-- Start Records provided --

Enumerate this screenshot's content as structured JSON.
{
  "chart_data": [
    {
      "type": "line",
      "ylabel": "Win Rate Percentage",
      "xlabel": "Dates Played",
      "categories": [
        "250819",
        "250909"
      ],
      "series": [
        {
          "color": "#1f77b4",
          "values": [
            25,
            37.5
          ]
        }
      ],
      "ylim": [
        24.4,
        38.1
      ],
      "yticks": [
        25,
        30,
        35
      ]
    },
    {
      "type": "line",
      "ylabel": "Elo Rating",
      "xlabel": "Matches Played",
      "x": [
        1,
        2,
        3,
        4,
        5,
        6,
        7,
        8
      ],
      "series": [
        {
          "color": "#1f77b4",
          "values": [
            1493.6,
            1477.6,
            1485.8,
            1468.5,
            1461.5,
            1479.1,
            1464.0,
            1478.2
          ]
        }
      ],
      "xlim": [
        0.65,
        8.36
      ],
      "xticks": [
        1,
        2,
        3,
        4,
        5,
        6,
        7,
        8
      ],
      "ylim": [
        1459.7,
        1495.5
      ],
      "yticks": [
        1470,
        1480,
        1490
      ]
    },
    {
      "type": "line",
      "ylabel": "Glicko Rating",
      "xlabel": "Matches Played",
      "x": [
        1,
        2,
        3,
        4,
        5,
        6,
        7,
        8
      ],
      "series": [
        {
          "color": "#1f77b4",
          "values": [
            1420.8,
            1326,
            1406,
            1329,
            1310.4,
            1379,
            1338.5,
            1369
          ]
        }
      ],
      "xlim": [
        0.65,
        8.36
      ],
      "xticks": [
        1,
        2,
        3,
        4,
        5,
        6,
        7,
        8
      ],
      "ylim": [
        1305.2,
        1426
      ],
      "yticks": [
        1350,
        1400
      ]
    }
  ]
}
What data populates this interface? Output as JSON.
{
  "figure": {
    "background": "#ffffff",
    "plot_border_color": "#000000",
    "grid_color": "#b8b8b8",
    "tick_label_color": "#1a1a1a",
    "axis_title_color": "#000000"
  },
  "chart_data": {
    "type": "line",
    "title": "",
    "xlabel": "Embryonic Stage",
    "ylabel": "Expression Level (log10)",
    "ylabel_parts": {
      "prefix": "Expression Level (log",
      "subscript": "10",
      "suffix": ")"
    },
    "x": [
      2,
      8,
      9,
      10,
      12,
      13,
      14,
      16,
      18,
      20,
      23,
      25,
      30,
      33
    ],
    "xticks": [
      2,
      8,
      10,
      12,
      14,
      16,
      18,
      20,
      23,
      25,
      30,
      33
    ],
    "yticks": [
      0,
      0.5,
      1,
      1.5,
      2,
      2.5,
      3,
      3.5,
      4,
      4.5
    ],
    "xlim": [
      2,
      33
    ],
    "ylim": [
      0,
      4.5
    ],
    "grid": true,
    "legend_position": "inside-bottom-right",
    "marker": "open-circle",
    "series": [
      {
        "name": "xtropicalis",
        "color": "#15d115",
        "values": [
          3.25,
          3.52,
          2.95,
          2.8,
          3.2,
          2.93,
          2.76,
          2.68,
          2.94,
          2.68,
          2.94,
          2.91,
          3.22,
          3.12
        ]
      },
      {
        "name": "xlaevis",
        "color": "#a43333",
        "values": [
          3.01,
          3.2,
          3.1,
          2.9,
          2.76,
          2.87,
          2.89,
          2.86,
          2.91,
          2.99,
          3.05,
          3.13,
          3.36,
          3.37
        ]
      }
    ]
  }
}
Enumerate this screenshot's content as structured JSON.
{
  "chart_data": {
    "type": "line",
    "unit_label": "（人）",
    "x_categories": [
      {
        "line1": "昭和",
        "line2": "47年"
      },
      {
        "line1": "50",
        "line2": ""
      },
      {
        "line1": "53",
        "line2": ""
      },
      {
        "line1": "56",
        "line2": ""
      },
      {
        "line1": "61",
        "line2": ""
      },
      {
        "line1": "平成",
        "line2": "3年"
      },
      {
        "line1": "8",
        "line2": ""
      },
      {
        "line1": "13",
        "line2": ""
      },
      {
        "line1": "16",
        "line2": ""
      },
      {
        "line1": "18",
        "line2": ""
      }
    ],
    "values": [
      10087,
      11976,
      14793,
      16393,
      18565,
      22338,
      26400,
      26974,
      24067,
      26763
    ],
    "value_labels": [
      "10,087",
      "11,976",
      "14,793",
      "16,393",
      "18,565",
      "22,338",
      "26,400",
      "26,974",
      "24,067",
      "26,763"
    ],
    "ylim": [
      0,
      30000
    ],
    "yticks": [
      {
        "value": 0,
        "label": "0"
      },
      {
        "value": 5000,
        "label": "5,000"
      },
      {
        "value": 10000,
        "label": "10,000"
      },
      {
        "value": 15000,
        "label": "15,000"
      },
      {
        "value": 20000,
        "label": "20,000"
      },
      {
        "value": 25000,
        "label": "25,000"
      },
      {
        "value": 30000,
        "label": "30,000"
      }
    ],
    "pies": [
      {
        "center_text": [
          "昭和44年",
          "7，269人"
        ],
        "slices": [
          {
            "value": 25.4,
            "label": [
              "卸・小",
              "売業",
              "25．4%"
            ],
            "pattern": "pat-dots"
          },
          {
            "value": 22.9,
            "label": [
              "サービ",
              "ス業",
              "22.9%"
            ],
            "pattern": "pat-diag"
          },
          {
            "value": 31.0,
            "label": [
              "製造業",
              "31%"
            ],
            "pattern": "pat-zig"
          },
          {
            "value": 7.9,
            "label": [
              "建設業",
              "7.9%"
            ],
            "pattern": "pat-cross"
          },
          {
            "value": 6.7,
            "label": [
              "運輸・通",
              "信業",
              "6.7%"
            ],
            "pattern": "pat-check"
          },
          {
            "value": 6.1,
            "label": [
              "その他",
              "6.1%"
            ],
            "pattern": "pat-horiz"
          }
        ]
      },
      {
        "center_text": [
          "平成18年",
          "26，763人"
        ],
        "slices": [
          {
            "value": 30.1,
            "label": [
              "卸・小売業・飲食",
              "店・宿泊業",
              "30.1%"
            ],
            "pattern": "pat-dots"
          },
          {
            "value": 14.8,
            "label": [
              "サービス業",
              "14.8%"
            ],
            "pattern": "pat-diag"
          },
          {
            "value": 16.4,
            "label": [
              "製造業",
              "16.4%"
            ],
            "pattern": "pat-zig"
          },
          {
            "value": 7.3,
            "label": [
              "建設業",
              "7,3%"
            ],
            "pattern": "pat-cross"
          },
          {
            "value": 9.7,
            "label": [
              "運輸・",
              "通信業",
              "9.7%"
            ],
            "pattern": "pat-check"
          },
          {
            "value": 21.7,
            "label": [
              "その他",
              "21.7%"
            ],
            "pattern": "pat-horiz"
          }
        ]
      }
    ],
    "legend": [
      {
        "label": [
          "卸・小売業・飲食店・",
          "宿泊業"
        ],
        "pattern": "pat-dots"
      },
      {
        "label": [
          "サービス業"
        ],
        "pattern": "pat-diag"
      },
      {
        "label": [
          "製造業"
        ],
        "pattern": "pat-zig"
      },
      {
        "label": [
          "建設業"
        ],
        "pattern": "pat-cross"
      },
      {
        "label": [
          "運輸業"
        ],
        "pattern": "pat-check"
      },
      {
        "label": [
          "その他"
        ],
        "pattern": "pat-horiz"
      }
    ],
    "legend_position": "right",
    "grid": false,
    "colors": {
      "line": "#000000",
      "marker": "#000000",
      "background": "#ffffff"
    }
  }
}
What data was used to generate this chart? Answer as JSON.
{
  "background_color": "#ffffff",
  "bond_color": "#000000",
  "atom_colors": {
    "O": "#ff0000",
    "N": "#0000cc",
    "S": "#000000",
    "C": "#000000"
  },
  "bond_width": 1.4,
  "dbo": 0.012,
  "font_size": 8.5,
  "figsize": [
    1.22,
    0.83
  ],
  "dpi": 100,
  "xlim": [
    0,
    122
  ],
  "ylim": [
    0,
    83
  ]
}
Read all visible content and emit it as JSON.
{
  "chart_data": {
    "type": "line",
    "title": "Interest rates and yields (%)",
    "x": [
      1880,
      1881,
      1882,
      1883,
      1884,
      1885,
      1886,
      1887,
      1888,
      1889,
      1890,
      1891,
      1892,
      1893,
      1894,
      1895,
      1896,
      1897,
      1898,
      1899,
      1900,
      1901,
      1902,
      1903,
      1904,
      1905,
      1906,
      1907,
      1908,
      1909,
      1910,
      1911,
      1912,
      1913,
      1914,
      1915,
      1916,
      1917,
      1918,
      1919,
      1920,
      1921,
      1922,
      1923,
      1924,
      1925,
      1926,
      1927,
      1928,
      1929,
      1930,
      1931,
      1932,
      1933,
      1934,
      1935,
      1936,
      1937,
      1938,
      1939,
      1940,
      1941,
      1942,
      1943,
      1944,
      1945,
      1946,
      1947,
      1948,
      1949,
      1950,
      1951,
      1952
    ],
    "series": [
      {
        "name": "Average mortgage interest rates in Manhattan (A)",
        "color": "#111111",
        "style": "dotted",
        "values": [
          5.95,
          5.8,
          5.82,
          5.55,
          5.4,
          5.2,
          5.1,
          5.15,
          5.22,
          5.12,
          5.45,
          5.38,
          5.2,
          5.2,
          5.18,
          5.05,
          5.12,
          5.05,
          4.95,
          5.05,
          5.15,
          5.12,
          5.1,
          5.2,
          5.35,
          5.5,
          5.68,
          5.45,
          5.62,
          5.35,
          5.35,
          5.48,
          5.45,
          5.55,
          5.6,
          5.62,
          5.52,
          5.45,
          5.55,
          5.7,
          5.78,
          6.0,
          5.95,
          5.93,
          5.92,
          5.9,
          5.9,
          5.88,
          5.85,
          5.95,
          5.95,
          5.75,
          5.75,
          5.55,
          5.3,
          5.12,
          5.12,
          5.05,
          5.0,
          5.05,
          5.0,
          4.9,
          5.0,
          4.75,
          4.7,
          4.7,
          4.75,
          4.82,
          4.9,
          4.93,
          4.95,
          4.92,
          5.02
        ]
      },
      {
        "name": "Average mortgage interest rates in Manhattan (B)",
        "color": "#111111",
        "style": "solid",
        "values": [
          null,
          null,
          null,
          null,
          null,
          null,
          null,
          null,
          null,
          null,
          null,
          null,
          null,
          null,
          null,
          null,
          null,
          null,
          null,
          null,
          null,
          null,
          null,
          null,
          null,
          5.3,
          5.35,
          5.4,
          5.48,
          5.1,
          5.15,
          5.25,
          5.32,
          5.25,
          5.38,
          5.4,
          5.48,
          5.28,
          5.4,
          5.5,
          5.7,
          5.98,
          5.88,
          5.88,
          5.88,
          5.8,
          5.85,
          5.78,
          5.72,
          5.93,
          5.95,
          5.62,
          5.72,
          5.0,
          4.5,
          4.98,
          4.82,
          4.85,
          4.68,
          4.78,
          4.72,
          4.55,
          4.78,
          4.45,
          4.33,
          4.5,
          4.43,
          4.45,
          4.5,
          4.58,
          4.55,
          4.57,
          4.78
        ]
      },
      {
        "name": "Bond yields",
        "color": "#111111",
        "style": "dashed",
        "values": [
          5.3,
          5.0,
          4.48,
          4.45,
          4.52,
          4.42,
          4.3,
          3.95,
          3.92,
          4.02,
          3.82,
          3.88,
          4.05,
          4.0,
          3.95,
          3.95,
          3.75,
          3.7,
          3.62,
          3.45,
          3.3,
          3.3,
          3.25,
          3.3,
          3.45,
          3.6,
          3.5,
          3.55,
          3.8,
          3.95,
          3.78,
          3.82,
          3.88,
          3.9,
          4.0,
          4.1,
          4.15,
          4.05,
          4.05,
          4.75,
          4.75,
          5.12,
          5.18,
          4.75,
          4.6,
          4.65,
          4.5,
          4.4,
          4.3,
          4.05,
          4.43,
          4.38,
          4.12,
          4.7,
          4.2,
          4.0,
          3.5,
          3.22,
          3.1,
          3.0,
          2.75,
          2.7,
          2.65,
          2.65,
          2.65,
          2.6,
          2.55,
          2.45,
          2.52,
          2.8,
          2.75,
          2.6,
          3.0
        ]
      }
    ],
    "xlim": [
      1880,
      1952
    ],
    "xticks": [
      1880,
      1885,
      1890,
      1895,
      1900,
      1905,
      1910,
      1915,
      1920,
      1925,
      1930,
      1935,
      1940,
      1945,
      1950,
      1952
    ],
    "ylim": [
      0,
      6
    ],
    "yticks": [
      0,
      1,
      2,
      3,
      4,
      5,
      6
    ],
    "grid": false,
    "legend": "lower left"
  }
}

-- End Records provided --

** What you will do **
Extract each line from the listing that holds the word "mortgage".

** Solution to this problem **
        "name": "Average mortgage interest rates in Manhattan (A)",
        "name": "Average mortgage interest rates in Manhattan (B)",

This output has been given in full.